(Your task) Pictures are not part of the copy; repeat everything else in the records exactly.

■ ■ ■ ■

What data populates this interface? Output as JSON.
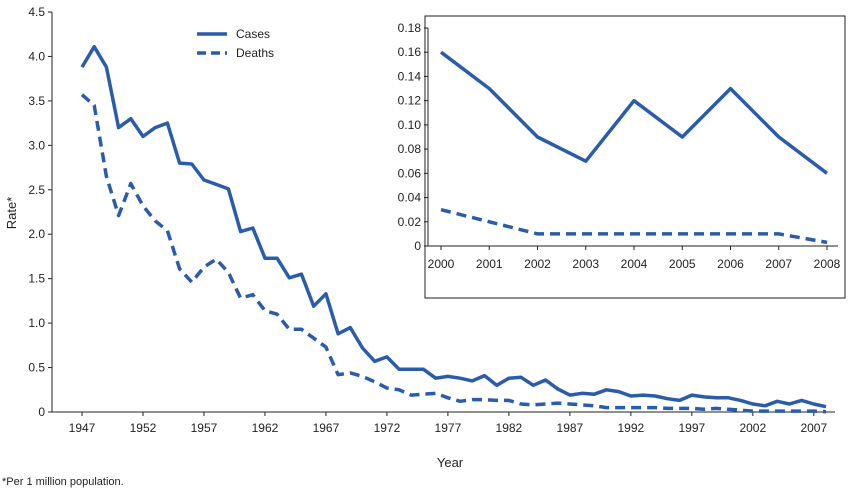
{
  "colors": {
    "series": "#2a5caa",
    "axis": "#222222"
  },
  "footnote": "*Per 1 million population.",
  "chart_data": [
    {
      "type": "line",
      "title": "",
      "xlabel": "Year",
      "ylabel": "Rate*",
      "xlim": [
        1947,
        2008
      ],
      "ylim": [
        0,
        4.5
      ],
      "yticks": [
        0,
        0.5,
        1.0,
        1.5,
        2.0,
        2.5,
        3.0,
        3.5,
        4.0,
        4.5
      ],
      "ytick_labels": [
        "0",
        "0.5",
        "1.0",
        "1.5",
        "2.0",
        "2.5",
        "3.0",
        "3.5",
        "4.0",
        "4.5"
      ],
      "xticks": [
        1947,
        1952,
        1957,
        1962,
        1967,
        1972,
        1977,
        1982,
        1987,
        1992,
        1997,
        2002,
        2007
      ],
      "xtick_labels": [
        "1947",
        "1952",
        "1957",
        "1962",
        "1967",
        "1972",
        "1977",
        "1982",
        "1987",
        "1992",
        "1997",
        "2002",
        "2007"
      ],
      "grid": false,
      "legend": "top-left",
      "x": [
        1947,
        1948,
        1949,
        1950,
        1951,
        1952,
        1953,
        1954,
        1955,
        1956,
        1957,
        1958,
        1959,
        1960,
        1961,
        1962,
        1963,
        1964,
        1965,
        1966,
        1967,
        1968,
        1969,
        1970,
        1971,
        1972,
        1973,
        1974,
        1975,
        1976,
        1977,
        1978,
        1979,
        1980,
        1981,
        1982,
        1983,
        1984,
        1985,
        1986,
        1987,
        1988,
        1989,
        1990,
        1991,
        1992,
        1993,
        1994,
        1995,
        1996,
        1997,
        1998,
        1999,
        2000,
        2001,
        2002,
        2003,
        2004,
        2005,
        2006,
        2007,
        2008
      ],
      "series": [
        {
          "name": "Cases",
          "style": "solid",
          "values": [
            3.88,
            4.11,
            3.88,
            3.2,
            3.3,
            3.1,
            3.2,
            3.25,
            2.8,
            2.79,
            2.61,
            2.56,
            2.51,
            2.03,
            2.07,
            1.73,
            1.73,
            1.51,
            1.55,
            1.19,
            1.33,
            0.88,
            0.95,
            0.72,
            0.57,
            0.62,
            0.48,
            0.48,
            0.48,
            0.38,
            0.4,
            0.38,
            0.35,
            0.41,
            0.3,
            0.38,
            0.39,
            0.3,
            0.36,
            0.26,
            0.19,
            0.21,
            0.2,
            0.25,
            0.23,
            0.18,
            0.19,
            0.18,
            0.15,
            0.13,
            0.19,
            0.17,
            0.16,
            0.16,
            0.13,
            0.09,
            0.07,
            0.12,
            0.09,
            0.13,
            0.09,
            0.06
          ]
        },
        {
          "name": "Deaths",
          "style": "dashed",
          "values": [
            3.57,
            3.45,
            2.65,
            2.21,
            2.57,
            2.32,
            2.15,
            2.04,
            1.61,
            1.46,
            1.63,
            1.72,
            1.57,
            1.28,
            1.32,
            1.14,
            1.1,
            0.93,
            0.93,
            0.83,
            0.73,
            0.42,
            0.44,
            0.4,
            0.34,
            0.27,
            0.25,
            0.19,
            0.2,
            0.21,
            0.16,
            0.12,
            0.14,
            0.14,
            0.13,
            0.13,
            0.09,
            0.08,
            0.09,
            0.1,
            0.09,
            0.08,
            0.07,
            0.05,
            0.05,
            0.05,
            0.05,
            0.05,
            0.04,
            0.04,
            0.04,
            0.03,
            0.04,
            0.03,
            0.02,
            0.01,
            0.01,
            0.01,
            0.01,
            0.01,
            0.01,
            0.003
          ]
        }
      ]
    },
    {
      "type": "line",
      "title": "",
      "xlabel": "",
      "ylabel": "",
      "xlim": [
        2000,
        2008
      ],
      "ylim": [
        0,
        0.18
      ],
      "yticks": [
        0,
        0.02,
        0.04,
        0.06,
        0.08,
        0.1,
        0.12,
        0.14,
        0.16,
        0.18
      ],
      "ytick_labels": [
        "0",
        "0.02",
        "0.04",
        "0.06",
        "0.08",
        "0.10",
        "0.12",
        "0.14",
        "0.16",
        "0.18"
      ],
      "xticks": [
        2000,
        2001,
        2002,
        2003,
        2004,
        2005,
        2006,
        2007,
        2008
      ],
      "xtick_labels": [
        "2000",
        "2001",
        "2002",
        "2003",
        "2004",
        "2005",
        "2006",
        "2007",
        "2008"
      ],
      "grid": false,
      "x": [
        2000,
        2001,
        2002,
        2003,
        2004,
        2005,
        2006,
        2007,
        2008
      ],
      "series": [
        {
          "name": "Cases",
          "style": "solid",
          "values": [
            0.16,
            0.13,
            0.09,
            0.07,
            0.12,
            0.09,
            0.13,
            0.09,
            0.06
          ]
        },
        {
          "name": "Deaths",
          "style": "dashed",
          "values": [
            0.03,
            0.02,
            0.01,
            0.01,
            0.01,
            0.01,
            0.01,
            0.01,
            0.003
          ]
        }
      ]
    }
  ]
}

■ ■ ■ ■

(Task solution)
What data populates this interface? Output as JSON.
{
  "colors": {
    "series": "#2a5caa",
    "axis": "#222222"
  },
  "footnote": "*Per 1 million population.",
  "chart_data": [
    {
      "type": "line",
      "title": "",
      "xlabel": "Year",
      "ylabel": "Rate*",
      "xlim": [
        1947,
        2008
      ],
      "ylim": [
        0,
        4.5
      ],
      "yticks": [
        0,
        0.5,
        1.0,
        1.5,
        2.0,
        2.5,
        3.0,
        3.5,
        4.0,
        4.5
      ],
      "ytick_labels": [
        "0",
        "0.5",
        "1.0",
        "1.5",
        "2.0",
        "2.5",
        "3.0",
        "3.5",
        "4.0",
        "4.5"
      ],
      "xticks": [
        1947,
        1952,
        1957,
        1962,
        1967,
        1972,
        1977,
        1982,
        1987,
        1992,
        1997,
        2002,
        2007
      ],
      "xtick_labels": [
        "1947",
        "1952",
        "1957",
        "1962",
        "1967",
        "1972",
        "1977",
        "1982",
        "1987",
        "1992",
        "1997",
        "2002",
        "2007"
      ],
      "grid": false,
      "legend": "top-left",
      "x": [
        1947,
        1948,
        1949,
        1950,
        1951,
        1952,
        1953,
        1954,
        1955,
        1956,
        1957,
        1958,
        1959,
        1960,
        1961,
        1962,
        1963,
        1964,
        1965,
        1966,
        1967,
        1968,
        1969,
        1970,
        1971,
        1972,
        1973,
        1974,
        1975,
        1976,
        1977,
        1978,
        1979,
        1980,
        1981,
        1982,
        1983,
        1984,
        1985,
        1986,
        1987,
        1988,
        1989,
        1990,
        1991,
        1992,
        1993,
        1994,
        1995,
        1996,
        1997,
        1998,
        1999,
        2000,
        2001,
        2002,
        2003,
        2004,
        2005,
        2006,
        2007,
        2008
      ],
      "series": [
        {
          "name": "Cases",
          "style": "solid",
          "values": [
            3.88,
            4.11,
            3.88,
            3.2,
            3.3,
            3.1,
            3.2,
            3.25,
            2.8,
            2.79,
            2.61,
            2.56,
            2.51,
            2.03,
            2.07,
            1.73,
            1.73,
            1.51,
            1.55,
            1.19,
            1.33,
            0.88,
            0.95,
            0.72,
            0.57,
            0.62,
            0.48,
            0.48,
            0.48,
            0.38,
            0.4,
            0.38,
            0.35,
            0.41,
            0.3,
            0.38,
            0.39,
            0.3,
            0.36,
            0.26,
            0.19,
            0.21,
            0.2,
            0.25,
            0.23,
            0.18,
            0.19,
            0.18,
            0.15,
            0.13,
            0.19,
            0.17,
            0.16,
            0.16,
            0.13,
            0.09,
            0.07,
            0.12,
            0.09,
            0.13,
            0.09,
            0.06
          ]
        },
        {
          "name": "Deaths",
          "style": "dashed",
          "values": [
            3.57,
            3.45,
            2.65,
            2.21,
            2.57,
            2.32,
            2.15,
            2.04,
            1.61,
            1.46,
            1.63,
            1.72,
            1.57,
            1.28,
            1.32,
            1.14,
            1.1,
            0.93,
            0.93,
            0.83,
            0.73,
            0.42,
            0.44,
            0.4,
            0.34,
            0.27,
            0.25,
            0.19,
            0.2,
            0.21,
            0.16,
            0.12,
            0.14,
            0.14,
            0.13,
            0.13,
            0.09,
            0.08,
            0.09,
            0.1,
            0.09,
            0.08,
            0.07,
            0.05,
            0.05,
            0.05,
            0.05,
            0.05,
            0.04,
            0.04,
            0.04,
            0.03,
            0.04,
            0.03,
            0.02,
            0.01,
            0.01,
            0.01,
            0.01,
            0.01,
            0.01,
            0.003
          ]
        }
      ]
    },
    {
      "type": "line",
      "title": "",
      "xlabel": "",
      "ylabel": "",
      "xlim": [
        2000,
        2008
      ],
      "ylim": [
        0,
        0.18
      ],
      "yticks": [
        0,
        0.02,
        0.04,
        0.06,
        0.08,
        0.1,
        0.12,
        0.14,
        0.16,
        0.18
      ],
      "ytick_labels": [
        "0",
        "0.02",
        "0.04",
        "0.06",
        "0.08",
        "0.10",
        "0.12",
        "0.14",
        "0.16",
        "0.18"
      ],
      "xticks": [
        2000,
        2001,
        2002,
        2003,
        2004,
        2005,
        2006,
        2007,
        2008
      ],
      "xtick_labels": [
        "2000",
        "2001",
        "2002",
        "2003",
        "2004",
        "2005",
        "2006",
        "2007",
        "2008"
      ],
      "grid": false,
      "x": [
        2000,
        2001,
        2002,
        2003,
        2004,
        2005,
        2006,
        2007,
        2008
      ],
      "series": [
        {
          "name": "Cases",
          "style": "solid",
          "values": [
            0.16,
            0.13,
            0.09,
            0.07,
            0.12,
            0.09,
            0.13,
            0.09,
            0.06
          ]
        },
        {
          "name": "Deaths",
          "style": "dashed",
          "values": [
            0.03,
            0.02,
            0.01,
            0.01,
            0.01,
            0.01,
            0.01,
            0.01,
            0.003
          ]
        }
      ]
    }
  ]
}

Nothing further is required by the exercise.